-- begin Input rows --

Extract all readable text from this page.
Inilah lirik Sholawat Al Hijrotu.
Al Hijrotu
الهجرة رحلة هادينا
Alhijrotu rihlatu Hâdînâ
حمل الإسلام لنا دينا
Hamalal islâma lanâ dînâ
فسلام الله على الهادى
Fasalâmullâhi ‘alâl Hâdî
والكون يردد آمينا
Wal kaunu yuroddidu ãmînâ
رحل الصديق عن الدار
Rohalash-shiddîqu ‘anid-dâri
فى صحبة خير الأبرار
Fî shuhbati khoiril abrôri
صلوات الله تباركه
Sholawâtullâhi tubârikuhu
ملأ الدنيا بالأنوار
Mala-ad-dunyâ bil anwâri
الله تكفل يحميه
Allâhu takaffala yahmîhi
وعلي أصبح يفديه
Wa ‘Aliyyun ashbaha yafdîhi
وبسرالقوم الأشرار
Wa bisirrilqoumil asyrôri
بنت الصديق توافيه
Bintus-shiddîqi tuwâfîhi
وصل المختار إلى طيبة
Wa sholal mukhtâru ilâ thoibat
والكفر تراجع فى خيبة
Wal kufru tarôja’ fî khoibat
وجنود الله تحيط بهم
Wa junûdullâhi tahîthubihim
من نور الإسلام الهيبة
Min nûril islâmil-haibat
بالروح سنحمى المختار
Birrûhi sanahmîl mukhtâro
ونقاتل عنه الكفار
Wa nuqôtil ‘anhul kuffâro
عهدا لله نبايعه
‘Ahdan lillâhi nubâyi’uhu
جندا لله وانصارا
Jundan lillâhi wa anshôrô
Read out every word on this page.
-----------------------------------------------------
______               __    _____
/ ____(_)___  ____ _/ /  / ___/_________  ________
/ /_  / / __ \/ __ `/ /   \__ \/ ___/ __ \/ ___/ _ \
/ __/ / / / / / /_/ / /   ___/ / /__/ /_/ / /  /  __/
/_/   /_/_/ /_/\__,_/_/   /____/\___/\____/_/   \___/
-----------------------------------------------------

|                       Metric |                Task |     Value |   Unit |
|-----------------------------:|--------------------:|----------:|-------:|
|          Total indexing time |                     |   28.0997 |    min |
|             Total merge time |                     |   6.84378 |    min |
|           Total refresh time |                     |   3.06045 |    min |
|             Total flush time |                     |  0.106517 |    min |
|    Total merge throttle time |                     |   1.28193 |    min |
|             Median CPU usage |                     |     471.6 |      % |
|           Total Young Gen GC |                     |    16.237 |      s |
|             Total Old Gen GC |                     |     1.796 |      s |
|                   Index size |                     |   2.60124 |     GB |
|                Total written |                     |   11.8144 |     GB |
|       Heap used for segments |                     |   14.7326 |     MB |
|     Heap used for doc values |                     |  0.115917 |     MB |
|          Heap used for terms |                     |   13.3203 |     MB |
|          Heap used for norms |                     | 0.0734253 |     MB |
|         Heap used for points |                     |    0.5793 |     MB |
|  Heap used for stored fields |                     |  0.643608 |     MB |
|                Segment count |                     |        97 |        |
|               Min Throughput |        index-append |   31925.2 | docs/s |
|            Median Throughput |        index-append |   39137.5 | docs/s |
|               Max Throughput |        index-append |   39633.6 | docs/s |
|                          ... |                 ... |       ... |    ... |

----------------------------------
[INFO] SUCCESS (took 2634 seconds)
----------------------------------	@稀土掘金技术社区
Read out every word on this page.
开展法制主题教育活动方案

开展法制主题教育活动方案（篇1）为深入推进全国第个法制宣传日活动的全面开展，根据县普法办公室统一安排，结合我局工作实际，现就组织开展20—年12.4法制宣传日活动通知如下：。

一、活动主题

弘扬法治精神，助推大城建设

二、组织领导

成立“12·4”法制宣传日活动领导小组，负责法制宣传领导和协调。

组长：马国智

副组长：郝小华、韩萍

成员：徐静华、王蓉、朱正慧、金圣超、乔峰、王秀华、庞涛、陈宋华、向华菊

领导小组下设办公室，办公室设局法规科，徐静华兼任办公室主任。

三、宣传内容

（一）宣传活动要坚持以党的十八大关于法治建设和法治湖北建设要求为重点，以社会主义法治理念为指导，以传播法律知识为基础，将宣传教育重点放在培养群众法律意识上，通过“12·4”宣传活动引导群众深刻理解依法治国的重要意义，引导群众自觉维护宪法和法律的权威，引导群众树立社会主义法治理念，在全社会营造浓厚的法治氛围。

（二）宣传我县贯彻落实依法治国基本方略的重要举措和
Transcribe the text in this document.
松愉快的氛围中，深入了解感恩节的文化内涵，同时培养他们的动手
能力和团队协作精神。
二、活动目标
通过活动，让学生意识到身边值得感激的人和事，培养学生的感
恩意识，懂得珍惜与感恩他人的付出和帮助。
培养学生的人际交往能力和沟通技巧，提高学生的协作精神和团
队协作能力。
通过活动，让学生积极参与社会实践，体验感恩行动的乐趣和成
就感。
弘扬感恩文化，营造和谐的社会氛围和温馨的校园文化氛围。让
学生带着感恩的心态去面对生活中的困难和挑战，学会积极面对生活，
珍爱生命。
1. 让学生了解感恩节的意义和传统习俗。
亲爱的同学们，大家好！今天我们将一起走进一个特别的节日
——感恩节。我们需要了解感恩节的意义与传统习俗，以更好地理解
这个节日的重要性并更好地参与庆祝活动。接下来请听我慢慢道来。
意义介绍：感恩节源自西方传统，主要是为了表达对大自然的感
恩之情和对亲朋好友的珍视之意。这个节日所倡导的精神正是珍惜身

-- end Input rows --

Pull every line containing "text" out of the records.

▸ Result below:
Extract all readable text from this page.
Transcribe the text in this document.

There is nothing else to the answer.